BEGIN EXCERPTED DATA
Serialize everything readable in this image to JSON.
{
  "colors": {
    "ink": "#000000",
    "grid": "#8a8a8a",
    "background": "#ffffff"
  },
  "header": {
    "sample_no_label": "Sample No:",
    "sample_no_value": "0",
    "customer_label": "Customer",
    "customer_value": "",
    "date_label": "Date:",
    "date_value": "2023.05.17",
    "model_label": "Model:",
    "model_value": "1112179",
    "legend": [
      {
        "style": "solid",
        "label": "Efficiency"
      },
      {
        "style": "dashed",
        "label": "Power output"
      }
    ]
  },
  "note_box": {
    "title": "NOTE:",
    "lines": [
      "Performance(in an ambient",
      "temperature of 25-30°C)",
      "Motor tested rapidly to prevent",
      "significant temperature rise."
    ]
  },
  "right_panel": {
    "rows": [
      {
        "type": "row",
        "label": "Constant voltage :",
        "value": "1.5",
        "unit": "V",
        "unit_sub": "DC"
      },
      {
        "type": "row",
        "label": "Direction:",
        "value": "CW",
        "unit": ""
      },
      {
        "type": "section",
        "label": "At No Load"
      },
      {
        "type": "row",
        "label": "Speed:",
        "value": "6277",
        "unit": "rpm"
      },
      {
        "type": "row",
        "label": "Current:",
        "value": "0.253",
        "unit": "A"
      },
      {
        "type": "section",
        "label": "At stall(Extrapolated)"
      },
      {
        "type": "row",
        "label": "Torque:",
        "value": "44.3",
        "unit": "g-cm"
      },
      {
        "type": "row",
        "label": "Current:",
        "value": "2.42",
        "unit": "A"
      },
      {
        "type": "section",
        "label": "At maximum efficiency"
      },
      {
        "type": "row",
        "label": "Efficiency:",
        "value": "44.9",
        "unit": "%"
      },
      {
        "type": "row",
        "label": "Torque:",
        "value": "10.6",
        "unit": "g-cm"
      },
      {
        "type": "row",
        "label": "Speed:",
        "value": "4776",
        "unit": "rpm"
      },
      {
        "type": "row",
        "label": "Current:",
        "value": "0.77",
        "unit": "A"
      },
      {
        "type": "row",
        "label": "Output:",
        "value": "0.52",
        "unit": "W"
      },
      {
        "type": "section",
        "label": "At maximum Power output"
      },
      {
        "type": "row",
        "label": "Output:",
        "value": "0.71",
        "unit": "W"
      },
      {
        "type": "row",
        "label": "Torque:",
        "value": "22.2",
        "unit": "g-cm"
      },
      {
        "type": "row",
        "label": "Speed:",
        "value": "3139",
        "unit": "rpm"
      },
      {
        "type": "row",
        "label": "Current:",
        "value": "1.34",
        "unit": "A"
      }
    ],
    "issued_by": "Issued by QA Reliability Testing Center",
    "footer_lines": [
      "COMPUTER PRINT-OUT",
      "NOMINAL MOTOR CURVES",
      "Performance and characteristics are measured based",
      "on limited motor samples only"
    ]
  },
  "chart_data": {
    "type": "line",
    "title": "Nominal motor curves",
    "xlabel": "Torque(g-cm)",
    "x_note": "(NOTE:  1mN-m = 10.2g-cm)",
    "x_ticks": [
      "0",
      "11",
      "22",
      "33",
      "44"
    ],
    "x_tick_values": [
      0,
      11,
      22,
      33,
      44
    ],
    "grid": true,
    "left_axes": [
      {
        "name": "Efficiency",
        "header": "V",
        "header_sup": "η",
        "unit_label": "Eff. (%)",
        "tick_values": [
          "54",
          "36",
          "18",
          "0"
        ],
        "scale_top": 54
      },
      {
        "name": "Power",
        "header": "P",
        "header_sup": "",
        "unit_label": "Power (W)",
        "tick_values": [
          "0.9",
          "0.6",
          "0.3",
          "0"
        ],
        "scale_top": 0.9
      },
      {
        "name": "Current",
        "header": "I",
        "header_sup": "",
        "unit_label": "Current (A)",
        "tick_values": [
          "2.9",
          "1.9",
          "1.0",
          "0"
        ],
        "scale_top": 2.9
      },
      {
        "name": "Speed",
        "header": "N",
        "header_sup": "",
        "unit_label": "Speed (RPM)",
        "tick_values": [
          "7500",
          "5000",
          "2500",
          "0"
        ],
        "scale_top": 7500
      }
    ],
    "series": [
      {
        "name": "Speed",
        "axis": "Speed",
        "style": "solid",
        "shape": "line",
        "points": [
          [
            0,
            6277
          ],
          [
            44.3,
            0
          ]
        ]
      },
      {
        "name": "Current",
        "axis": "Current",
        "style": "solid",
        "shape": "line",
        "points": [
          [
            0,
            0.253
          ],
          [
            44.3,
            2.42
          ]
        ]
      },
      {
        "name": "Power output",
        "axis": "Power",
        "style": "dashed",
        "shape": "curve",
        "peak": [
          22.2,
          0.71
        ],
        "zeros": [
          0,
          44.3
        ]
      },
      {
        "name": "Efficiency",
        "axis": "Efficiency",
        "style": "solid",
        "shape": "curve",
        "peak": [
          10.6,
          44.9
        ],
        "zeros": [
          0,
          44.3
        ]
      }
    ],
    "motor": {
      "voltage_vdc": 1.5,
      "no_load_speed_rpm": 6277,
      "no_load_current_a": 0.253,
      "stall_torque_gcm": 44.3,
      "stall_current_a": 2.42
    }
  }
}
END EXCERPTED DATA
● INSTRUCTIONS FOR THE TASK
Write every record out again, unaltered.

● SOLUTION
Serialize everything readable in this image to JSON.
{
  "colors": {
    "ink": "#000000",
    "grid": "#8a8a8a",
    "background": "#ffffff"
  },
  "header": {
    "sample_no_label": "Sample No:",
    "sample_no_value": "0",
    "customer_label": "Customer",
    "customer_value": "",
    "date_label": "Date:",
    "date_value": "2023.05.17",
    "model_label": "Model:",
    "model_value": "1112179",
    "legend": [
      {
        "style": "solid",
        "label": "Efficiency"
      },
      {
        "style": "dashed",
        "label": "Power output"
      }
    ]
  },
  "note_box": {
    "title": "NOTE:",
    "lines": [
      "Performance(in an ambient",
      "temperature of 25-30°C)",
      "Motor tested rapidly to prevent",
      "significant temperature rise."
    ]
  },
  "right_panel": {
    "rows": [
      {
        "type": "row",
        "label": "Constant voltage :",
        "value": "1.5",
        "unit": "V",
        "unit_sub": "DC"
      },
      {
        "type": "row",
        "label": "Direction:",
        "value": "CW",
        "unit": ""
      },
      {
        "type": "section",
        "label": "At No Load"
      },
      {
        "type": "row",
        "label": "Speed:",
        "value": "6277",
        "unit": "rpm"
      },
      {
        "type": "row",
        "label": "Current:",
        "value": "0.253",
        "unit": "A"
      },
      {
        "type": "section",
        "label": "At stall(Extrapolated)"
      },
      {
        "type": "row",
        "label": "Torque:",
        "value": "44.3",
        "unit": "g-cm"
      },
      {
        "type": "row",
        "label": "Current:",
        "value": "2.42",
        "unit": "A"
      },
      {
        "type": "section",
        "label": "At maximum efficiency"
      },
      {
        "type": "row",
        "label": "Efficiency:",
        "value": "44.9",
        "unit": "%"
      },
      {
        "type": "row",
        "label": "Torque:",
        "value": "10.6",
        "unit": "g-cm"
      },
      {
        "type": "row",
        "label": "Speed:",
        "value": "4776",
        "unit": "rpm"
      },
      {
        "type": "row",
        "label": "Current:",
        "value": "0.77",
        "unit": "A"
      },
      {
        "type": "row",
        "label": "Output:",
        "value": "0.52",
        "unit": "W"
      },
      {
        "type": "section",
        "label": "At maximum Power output"
      },
      {
        "type": "row",
        "label": "Output:",
        "value": "0.71",
        "unit": "W"
      },
      {
        "type": "row",
        "label": "Torque:",
        "value": "22.2",
        "unit": "g-cm"
      },
      {
        "type": "row",
        "label": "Speed:",
        "value": "3139",
        "unit": "rpm"
      },
      {
        "type": "row",
        "label": "Current:",
        "value": "1.34",
        "unit": "A"
      }
    ],
    "issued_by": "Issued by QA Reliability Testing Center",
    "footer_lines": [
      "COMPUTER PRINT-OUT",
      "NOMINAL MOTOR CURVES",
      "Performance and characteristics are measured based",
      "on limited motor samples only"
    ]
  },
  "chart_data": {
    "type": "line",
    "title": "Nominal motor curves",
    "xlabel": "Torque(g-cm)",
    "x_note": "(NOTE:  1mN-m = 10.2g-cm)",
    "x_ticks": [
      "0",
      "11",
      "22",
      "33",
      "44"
    ],
    "x_tick_values": [
      0,
      11,
      22,
      33,
      44
    ],
    "grid": true,
    "left_axes": [
      {
        "name": "Efficiency",
        "header": "V",
        "header_sup": "η",
        "unit_label": "Eff. (%)",
        "tick_values": [
          "54",
          "36",
          "18",
          "0"
        ],
        "scale_top": 54
      },
      {
        "name": "Power",
        "header": "P",
        "header_sup": "",
        "unit_label": "Power (W)",
        "tick_values": [
          "0.9",
          "0.6",
          "0.3",
          "0"
        ],
        "scale_top": 0.9
      },
      {
        "name": "Current",
        "header": "I",
        "header_sup": "",
        "unit_label": "Current (A)",
        "tick_values": [
          "2.9",
          "1.9",
          "1.0",
          "0"
        ],
        "scale_top": 2.9
      },
      {
        "name": "Speed",
        "header": "N",
        "header_sup": "",
        "unit_label": "Speed (RPM)",
        "tick_values": [
          "7500",
          "5000",
          "2500",
          "0"
        ],
        "scale_top": 7500
      }
    ],
    "series": [
      {
        "name": "Speed",
        "axis": "Speed",
        "style": "solid",
        "shape": "line",
        "points": [
          [
            0,
            6277
          ],
          [
            44.3,
            0
          ]
        ]
      },
      {
        "name": "Current",
        "axis": "Current",
        "style": "solid",
        "shape": "line",
        "points": [
          [
            0,
            0.253
          ],
          [
            44.3,
            2.42
          ]
        ]
      },
      {
        "name": "Power output",
        "axis": "Power",
        "style": "dashed",
        "shape": "curve",
        "peak": [
          22.2,
          0.71
        ],
        "zeros": [
          0,
          44.3
        ]
      },
      {
        "name": "Efficiency",
        "axis": "Efficiency",
        "style": "solid",
        "shape": "curve",
        "peak": [
          10.6,
          44.9
        ],
        "zeros": [
          0,
          44.3
        ]
      }
    ],
    "motor": {
      "voltage_vdc": 1.5,
      "no_load_speed_rpm": 6277,
      "no_load_current_a": 0.253,
      "stall_torque_gcm": 44.3,
      "stall_current_a": 2.42
    }
  }
}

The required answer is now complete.